>>>

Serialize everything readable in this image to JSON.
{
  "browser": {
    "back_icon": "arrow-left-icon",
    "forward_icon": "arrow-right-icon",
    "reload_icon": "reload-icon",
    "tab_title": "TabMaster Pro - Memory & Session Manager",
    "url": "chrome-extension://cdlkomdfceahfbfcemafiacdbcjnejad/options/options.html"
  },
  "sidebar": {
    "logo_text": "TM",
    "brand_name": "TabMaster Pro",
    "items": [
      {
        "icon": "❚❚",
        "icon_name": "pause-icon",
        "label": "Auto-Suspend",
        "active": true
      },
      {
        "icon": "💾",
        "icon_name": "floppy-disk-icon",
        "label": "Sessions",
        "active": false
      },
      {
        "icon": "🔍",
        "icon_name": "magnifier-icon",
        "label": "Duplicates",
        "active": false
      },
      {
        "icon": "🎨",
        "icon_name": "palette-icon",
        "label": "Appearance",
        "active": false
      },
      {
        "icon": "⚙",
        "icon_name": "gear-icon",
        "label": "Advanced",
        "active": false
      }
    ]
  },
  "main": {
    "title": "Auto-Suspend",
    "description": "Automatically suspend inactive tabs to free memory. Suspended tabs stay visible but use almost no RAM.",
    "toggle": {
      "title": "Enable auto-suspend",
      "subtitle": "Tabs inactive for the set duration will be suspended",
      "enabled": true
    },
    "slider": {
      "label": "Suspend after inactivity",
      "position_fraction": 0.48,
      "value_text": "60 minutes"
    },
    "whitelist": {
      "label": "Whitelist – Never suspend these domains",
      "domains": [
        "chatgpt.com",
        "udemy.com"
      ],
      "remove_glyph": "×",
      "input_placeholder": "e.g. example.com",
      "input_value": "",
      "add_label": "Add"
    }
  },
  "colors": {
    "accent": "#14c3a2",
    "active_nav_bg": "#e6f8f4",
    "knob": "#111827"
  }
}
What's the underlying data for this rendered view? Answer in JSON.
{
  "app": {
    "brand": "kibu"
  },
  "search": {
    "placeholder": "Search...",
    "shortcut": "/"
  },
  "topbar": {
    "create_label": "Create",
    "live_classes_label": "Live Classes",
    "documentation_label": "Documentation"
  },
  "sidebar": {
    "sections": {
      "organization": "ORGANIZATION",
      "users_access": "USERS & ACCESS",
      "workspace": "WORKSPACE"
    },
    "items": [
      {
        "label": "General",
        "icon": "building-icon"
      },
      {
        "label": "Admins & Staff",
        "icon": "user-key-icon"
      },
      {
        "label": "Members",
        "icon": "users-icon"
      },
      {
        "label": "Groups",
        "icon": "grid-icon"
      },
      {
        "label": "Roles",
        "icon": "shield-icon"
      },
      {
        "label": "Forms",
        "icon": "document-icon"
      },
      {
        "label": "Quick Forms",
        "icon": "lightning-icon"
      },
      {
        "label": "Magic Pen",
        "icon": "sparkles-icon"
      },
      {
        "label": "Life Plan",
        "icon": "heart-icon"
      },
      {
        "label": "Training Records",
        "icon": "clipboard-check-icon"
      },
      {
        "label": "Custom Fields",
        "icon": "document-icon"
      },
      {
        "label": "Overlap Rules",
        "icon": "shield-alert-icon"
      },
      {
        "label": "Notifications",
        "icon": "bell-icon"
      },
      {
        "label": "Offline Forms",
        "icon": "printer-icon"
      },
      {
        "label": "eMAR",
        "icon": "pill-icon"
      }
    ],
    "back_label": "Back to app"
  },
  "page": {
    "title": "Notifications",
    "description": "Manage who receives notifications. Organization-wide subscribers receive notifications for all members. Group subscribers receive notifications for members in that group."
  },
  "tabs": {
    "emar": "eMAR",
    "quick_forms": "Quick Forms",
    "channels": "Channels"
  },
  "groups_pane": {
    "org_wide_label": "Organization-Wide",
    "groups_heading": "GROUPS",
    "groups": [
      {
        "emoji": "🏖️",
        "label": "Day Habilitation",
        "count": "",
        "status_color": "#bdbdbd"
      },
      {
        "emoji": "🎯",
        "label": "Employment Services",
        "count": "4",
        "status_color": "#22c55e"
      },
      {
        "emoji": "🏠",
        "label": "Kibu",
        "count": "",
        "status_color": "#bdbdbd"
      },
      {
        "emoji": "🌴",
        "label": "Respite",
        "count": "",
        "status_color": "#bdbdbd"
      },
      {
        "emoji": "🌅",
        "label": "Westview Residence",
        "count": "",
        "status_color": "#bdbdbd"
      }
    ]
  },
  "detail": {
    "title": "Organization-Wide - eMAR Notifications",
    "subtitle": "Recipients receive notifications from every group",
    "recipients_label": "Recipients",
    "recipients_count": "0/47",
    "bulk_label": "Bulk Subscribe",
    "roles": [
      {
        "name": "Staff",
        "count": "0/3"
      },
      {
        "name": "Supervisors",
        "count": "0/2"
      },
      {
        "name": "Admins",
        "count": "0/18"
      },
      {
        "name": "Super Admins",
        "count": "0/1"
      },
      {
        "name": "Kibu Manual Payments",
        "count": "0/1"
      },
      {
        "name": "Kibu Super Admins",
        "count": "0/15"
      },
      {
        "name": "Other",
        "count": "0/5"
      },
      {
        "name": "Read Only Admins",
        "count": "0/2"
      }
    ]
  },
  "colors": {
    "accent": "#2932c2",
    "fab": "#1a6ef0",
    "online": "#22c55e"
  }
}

<<<

Write out every line of the material again, exactly as it reads.

Serialize everything readable in this image to JSON.
{
  "browser": {
    "back_icon": "arrow-left-icon",
    "forward_icon": "arrow-right-icon",
    "reload_icon": "reload-icon",
    "tab_title": "TabMaster Pro - Memory & Session Manager",
    "url": "chrome-extension://cdlkomdfceahfbfcemafiacdbcjnejad/options/options.html"
  },
  "sidebar": {
    "logo_text": "TM",
    "brand_name": "TabMaster Pro",
    "items": [
      {
        "icon": "❚❚",
        "icon_name": "pause-icon",
        "label": "Auto-Suspend",
        "active": true
      },
      {
        "icon": "💾",
        "icon_name": "floppy-disk-icon",
        "label": "Sessions",
        "active": false
      },
      {
        "icon": "🔍",
        "icon_name": "magnifier-icon",
        "label": "Duplicates",
        "active": false
      },
      {
        "icon": "🎨",
        "icon_name": "palette-icon",
        "label": "Appearance",
        "active": false
      },
      {
        "icon": "⚙",
        "icon_name": "gear-icon",
        "label": "Advanced",
        "active": false
      }
    ]
  },
  "main": {
    "title": "Auto-Suspend",
    "description": "Automatically suspend inactive tabs to free memory. Suspended tabs stay visible but use almost no RAM.",
    "toggle": {
      "title": "Enable auto-suspend",
      "subtitle": "Tabs inactive for the set duration will be suspended",
      "enabled": true
    },
    "slider": {
      "label": "Suspend after inactivity",
      "position_fraction": 0.48,
      "value_text": "60 minutes"
    },
    "whitelist": {
      "label": "Whitelist – Never suspend these domains",
      "domains": [
        "chatgpt.com",
        "udemy.com"
      ],
      "remove_glyph": "×",
      "input_placeholder": "e.g. example.com",
      "input_value": "",
      "add_label": "Add"
    }
  },
  "colors": {
    "accent": "#14c3a2",
    "active_nav_bg": "#e6f8f4",
    "knob": "#111827"
  }
}
What's the underlying data for this rendered view? Answer in JSON.
{
  "app": {
    "brand": "kibu"
  },
  "search": {
    "placeholder": "Search...",
    "shortcut": "/"
  },
  "topbar": {
    "create_label": "Create",
    "live_classes_label": "Live Classes",
    "documentation_label": "Documentation"
  },
  "sidebar": {
    "sections": {
      "organization": "ORGANIZATION",
      "users_access": "USERS & ACCESS",
      "workspace": "WORKSPACE"
    },
    "items": [
      {
        "label": "General",
        "icon": "building-icon"
      },
      {
        "label": "Admins & Staff",
        "icon": "user-key-icon"
      },
      {
        "label": "Members",
        "icon": "users-icon"
      },
      {
        "label": "Groups",
        "icon": "grid-icon"
      },
      {
        "label": "Roles",
        "icon": "shield-icon"
      },
      {
        "label": "Forms",
        "icon": "document-icon"
      },
      {
        "label": "Quick Forms",
        "icon": "lightning-icon"
      },
      {
        "label": "Magic Pen",
        "icon": "sparkles-icon"
      },
      {
        "label": "Life Plan",
        "icon": "heart-icon"
      },
      {
        "label": "Training Records",
        "icon": "clipboard-check-icon"
      },
      {
        "label": "Custom Fields",
        "icon": "document-icon"
      },
      {
        "label": "Overlap Rules",
        "icon": "shield-alert-icon"
      },
      {
        "label": "Notifications",
        "icon": "bell-icon"
      },
      {
        "label": "Offline Forms",
        "icon": "printer-icon"
      },
      {
        "label": "eMAR",
        "icon": "pill-icon"
      }
    ],
    "back_label": "Back to app"
  },
  "page": {
    "title": "Notifications",
    "description": "Manage who receives notifications. Organization-wide subscribers receive notifications for all members. Group subscribers receive notifications for members in that group."
  },
  "tabs": {
    "emar": "eMAR",
    "quick_forms": "Quick Forms",
    "channels": "Channels"
  },
  "groups_pane": {
    "org_wide_label": "Organization-Wide",
    "groups_heading": "GROUPS",
    "groups": [
      {
        "emoji": "🏖️",
        "label": "Day Habilitation",
        "count": "",
        "status_color": "#bdbdbd"
      },
      {
        "emoji": "🎯",
        "label": "Employment Services",
        "count": "4",
        "status_color": "#22c55e"
      },
      {
        "emoji": "🏠",
        "label": "Kibu",
        "count": "",
        "status_color": "#bdbdbd"
      },
      {
        "emoji": "🌴",
        "label": "Respite",
        "count": "",
        "status_color": "#bdbdbd"
      },
      {
        "emoji": "🌅",
        "label": "Westview Residence",
        "count": "",
        "status_color": "#bdbdbd"
      }
    ]
  },
  "detail": {
    "title": "Organization-Wide - eMAR Notifications",
    "subtitle": "Recipients receive notifications from every group",
    "recipients_label": "Recipients",
    "recipients_count": "0/47",
    "bulk_label": "Bulk Subscribe",
    "roles": [
      {
        "name": "Staff",
        "count": "0/3"
      },
      {
        "name": "Supervisors",
        "count": "0/2"
      },
      {
        "name": "Admins",
        "count": "0/18"
      },
      {
        "name": "Super Admins",
        "count": "0/1"
      },
      {
        "name": "Kibu Manual Payments",
        "count": "0/1"
      },
      {
        "name": "Kibu Super Admins",
        "count": "0/15"
      },
      {
        "name": "Other",
        "count": "0/5"
      },
      {
        "name": "Read Only Admins",
        "count": "0/2"
      }
    ]
  },
  "colors": {
    "accent": "#2932c2",
    "fab": "#1a6ef0",
    "online": "#22c55e"
  }
}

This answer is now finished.